▶ [Task to carry out]
Assemble all lines in which the string "lalu" appears.

■ ■ ■ ■ ■

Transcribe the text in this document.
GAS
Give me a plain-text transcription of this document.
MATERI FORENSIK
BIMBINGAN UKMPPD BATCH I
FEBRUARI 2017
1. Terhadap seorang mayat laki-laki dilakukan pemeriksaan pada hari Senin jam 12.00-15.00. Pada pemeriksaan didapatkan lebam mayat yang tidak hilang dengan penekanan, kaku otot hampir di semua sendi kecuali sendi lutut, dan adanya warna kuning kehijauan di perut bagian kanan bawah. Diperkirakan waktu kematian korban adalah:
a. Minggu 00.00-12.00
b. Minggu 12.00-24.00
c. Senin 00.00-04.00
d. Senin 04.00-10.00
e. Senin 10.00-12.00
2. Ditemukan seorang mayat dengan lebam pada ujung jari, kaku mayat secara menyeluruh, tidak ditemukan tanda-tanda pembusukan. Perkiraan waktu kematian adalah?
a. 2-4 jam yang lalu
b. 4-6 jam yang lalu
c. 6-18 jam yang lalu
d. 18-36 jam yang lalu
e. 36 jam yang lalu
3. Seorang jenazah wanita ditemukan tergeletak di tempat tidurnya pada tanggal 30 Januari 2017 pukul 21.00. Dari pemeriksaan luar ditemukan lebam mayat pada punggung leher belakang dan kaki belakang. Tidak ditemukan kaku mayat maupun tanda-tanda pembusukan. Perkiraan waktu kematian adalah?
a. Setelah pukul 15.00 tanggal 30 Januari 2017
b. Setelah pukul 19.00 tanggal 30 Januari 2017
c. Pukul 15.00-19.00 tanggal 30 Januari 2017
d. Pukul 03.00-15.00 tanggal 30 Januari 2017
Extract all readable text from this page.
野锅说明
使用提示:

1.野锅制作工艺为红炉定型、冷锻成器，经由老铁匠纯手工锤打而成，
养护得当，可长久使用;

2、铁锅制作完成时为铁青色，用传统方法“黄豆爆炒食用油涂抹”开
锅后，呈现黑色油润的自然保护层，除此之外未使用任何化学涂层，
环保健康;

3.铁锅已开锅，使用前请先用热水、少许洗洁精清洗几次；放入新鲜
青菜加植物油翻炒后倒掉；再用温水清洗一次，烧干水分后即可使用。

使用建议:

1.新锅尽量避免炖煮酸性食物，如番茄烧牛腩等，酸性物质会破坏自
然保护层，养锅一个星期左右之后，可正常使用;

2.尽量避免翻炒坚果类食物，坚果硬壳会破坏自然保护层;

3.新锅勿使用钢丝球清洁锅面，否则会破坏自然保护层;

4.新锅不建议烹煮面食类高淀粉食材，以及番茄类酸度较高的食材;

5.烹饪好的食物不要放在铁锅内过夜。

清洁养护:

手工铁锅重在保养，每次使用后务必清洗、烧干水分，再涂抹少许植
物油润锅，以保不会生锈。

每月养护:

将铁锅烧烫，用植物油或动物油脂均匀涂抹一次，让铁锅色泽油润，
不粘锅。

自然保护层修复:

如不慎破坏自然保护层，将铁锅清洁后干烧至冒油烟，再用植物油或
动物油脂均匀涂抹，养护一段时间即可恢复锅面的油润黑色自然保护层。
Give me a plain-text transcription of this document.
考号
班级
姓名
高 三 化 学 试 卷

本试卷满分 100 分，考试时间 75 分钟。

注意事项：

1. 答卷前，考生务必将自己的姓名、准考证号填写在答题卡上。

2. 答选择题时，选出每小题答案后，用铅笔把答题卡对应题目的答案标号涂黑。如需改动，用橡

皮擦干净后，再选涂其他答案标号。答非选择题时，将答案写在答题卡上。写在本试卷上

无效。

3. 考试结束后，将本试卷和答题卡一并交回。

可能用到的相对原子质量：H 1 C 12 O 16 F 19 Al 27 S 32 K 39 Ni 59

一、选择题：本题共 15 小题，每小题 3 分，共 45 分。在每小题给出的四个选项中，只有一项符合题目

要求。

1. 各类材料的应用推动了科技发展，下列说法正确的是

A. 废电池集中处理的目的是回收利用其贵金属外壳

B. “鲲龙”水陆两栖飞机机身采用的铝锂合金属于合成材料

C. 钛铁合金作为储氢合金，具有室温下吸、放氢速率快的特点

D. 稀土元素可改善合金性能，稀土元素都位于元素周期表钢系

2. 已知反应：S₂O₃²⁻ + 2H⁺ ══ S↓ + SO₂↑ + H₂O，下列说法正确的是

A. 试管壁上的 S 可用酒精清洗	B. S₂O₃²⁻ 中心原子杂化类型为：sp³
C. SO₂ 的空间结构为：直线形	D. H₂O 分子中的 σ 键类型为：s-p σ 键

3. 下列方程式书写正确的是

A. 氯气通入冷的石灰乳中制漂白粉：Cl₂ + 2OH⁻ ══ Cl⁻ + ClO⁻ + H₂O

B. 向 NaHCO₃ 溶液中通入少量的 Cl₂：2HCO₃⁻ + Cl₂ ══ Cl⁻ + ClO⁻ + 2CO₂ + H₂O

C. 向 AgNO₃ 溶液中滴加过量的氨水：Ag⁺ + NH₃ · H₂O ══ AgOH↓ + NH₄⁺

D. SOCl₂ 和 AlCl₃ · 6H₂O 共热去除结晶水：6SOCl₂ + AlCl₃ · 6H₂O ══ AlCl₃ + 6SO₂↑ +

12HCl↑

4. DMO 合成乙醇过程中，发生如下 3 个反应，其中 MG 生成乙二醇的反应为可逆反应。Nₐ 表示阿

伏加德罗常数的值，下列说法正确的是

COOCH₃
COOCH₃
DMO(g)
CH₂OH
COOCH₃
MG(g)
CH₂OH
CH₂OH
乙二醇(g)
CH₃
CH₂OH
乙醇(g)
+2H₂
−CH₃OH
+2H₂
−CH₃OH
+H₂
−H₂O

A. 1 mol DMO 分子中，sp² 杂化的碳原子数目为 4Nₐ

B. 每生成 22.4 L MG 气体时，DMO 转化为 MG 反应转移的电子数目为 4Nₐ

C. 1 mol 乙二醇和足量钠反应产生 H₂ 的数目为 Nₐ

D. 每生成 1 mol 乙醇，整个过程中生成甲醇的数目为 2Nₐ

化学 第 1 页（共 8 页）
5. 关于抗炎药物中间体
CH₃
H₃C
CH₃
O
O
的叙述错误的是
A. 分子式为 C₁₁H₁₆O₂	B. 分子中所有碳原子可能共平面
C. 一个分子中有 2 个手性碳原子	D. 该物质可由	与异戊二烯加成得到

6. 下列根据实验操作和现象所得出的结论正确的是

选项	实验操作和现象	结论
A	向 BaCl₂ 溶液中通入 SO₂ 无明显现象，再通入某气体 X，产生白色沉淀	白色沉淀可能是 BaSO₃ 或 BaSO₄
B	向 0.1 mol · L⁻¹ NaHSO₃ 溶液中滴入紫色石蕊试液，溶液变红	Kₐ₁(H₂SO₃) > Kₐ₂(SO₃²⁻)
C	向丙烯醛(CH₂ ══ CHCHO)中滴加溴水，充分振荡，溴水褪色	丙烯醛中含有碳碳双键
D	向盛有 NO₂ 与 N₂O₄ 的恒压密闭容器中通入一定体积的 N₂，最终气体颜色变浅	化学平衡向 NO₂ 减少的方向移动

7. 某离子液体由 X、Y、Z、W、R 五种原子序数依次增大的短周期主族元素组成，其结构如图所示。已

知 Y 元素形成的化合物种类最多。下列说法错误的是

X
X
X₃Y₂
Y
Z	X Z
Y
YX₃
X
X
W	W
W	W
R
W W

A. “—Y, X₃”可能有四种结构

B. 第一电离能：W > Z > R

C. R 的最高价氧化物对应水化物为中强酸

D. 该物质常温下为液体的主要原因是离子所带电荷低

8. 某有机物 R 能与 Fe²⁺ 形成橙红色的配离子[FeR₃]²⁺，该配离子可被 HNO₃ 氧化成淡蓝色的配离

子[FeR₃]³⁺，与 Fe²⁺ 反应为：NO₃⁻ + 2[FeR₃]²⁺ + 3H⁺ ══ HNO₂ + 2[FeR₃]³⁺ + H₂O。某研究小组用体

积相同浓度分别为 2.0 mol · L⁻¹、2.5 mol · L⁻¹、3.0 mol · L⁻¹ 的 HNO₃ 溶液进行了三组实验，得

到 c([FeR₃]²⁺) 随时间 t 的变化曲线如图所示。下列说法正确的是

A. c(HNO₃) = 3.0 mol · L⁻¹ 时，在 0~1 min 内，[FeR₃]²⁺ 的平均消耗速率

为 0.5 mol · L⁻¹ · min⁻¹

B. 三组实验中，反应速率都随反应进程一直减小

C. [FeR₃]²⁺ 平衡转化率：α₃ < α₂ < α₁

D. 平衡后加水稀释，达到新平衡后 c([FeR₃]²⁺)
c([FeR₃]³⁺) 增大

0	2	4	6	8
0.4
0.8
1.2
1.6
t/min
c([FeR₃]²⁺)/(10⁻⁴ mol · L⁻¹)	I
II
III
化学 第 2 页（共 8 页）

■ ■ ■ ■ ■

▶ [Full response]
a. 2-4 jam yang lalu
b. 4-6 jam yang lalu
c. 6-18 jam yang lalu
d. 18-36 jam yang lalu
e. 36 jam yang lalu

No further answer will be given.